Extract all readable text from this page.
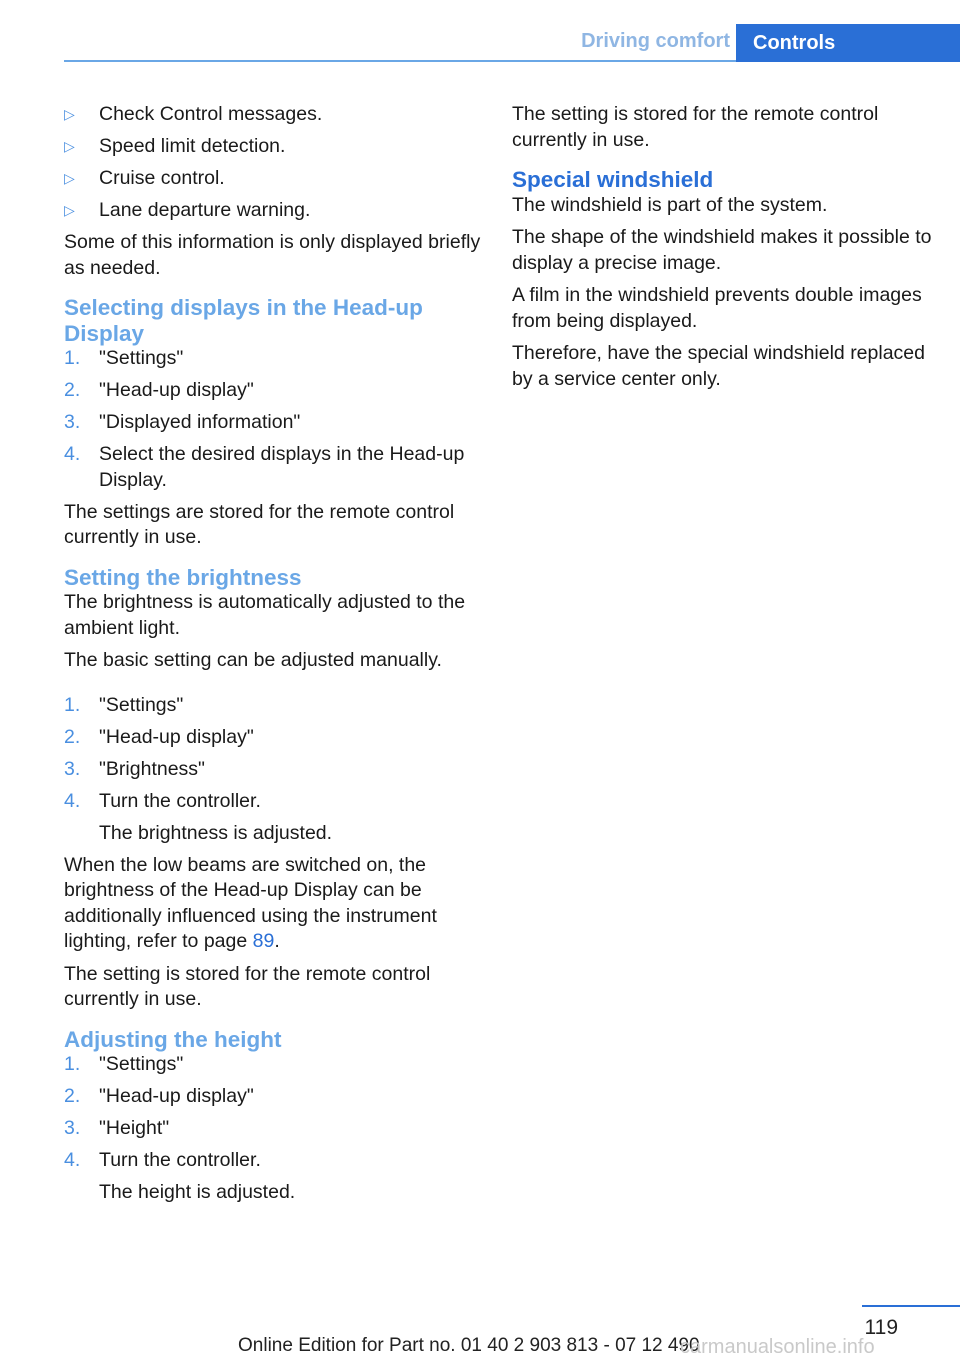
Driving comfort	Controls
▷ Check Control messages.
▷ Speed limit detection.
▷ Cruise control.
▷ Lane departure warning.

Some of this information is only displayed briefly as needed.

Selecting displays in the Head-up Display
1. "Settings"
2. "Head-up display"
3. "Displayed information"
4. Select the desired displays in the Head-up Display.

The settings are stored for the remote control currently in use.

Setting the brightness

The brightness is automatically adjusted to the ambient light.

The basic setting can be adjusted manually.

1. "Settings"
2. "Head-up display"
3. "Brightness"
4. Turn the controller.
The brightness is adjusted.

When the low beams are switched on, the brightness of the Head-up Display can be additionally influenced using the instrument lighting, refer to page 89.

The setting is stored for the remote control currently in use.

Adjusting the height
1. "Settings"
2. "Head-up display"
3. "Height"
4. Turn the controller.
The height is adjusted.

The setting is stored for the remote control currently in use.

Special windshield

The windshield is part of the system.

The shape of the windshield makes it possible to display a precise image.

A film in the windshield prevents double images from being displayed.

Therefore, have the special windshield replaced by a service center only.

119
Online Edition for Part no. 01 40 2 903 813 - 07 12 490
carmanualsonline.info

##########

◆ What the task requires: Copy each line of the listing that includes "only".

◆ Finished exercise:
Some of this information is only displayed briefly as needed.
Therefore, have the special windshield replaced by a service center only.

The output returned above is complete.